Begin Records for this exercise

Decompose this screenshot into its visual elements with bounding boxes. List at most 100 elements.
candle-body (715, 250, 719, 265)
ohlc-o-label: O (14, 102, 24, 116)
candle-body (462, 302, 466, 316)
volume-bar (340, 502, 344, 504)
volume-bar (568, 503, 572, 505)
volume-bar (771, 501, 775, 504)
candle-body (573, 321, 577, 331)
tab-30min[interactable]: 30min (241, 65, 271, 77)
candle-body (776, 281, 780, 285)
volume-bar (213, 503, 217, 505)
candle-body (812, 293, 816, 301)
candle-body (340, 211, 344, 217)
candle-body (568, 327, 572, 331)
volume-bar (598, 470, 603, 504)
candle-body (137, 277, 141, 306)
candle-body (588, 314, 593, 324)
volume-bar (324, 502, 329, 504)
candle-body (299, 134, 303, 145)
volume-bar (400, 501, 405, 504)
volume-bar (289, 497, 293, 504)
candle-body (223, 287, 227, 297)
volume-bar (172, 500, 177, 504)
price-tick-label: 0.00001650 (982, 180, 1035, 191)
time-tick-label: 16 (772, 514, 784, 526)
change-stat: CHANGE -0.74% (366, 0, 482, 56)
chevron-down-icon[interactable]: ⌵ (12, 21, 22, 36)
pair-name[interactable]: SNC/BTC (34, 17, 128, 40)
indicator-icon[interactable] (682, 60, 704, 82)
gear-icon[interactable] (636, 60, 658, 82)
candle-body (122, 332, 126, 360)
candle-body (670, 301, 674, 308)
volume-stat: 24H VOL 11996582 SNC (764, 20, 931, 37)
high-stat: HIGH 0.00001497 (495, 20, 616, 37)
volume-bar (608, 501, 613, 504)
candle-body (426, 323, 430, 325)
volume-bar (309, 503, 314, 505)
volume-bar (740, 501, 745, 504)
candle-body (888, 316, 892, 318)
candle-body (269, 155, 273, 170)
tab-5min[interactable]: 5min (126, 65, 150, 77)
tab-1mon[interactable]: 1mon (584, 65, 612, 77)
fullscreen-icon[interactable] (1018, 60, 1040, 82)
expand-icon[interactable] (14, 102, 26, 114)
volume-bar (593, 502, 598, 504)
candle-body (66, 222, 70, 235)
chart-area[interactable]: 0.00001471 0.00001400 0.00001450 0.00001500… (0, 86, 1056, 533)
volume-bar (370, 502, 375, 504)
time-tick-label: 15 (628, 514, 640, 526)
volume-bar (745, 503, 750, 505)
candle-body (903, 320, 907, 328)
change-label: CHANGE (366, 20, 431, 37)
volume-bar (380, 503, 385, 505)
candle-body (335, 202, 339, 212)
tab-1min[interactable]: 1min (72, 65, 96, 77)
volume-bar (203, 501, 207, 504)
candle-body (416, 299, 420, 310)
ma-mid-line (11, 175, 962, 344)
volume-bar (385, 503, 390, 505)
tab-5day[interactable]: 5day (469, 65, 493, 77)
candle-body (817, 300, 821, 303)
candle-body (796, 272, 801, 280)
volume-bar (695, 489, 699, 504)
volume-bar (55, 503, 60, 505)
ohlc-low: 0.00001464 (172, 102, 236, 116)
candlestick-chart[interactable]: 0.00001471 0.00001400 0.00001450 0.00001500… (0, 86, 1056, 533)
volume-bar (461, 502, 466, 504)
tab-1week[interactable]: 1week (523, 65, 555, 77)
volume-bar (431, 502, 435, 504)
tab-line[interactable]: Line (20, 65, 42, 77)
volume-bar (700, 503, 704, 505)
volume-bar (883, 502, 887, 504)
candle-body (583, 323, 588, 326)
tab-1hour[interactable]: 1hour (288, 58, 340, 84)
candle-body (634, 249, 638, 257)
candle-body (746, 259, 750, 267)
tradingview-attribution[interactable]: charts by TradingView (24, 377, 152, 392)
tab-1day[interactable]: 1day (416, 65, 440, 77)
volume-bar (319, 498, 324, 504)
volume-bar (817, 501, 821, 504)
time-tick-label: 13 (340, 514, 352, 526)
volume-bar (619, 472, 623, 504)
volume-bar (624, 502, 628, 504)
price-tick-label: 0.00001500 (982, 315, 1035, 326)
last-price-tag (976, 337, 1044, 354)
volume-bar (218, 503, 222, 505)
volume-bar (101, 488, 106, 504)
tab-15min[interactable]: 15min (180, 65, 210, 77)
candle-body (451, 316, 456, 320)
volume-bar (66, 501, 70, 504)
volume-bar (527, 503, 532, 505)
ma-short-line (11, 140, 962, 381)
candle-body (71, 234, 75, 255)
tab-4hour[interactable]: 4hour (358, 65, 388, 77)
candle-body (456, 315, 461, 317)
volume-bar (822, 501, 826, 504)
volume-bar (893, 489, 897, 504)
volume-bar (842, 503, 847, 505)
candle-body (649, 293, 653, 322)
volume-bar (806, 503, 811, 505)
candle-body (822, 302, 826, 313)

End Records for this exercise

■ Required work ■
Please return the lines from the start of the records up to and including the line with "volume-bar (172, 500, 177, 504)", exactly as they appear.

■ Reply ■
Decompose this screenshot into its visual elements with bounding boxes. List at most 100 elements.
candle-body (715, 250, 719, 265)
ohlc-o-label: O (14, 102, 24, 116)
candle-body (462, 302, 466, 316)
volume-bar (340, 502, 344, 504)
volume-bar (568, 503, 572, 505)
volume-bar (771, 501, 775, 504)
candle-body (573, 321, 577, 331)
tab-30min[interactable]: 30min (241, 65, 271, 77)
candle-body (776, 281, 780, 285)
volume-bar (213, 503, 217, 505)
candle-body (812, 293, 816, 301)
candle-body (340, 211, 344, 217)
candle-body (568, 327, 572, 331)
volume-bar (598, 470, 603, 504)
candle-body (137, 277, 141, 306)
candle-body (588, 314, 593, 324)
volume-bar (324, 502, 329, 504)
candle-body (299, 134, 303, 145)
volume-bar (400, 501, 405, 504)
volume-bar (289, 497, 293, 504)
candle-body (223, 287, 227, 297)
volume-bar (172, 500, 177, 504)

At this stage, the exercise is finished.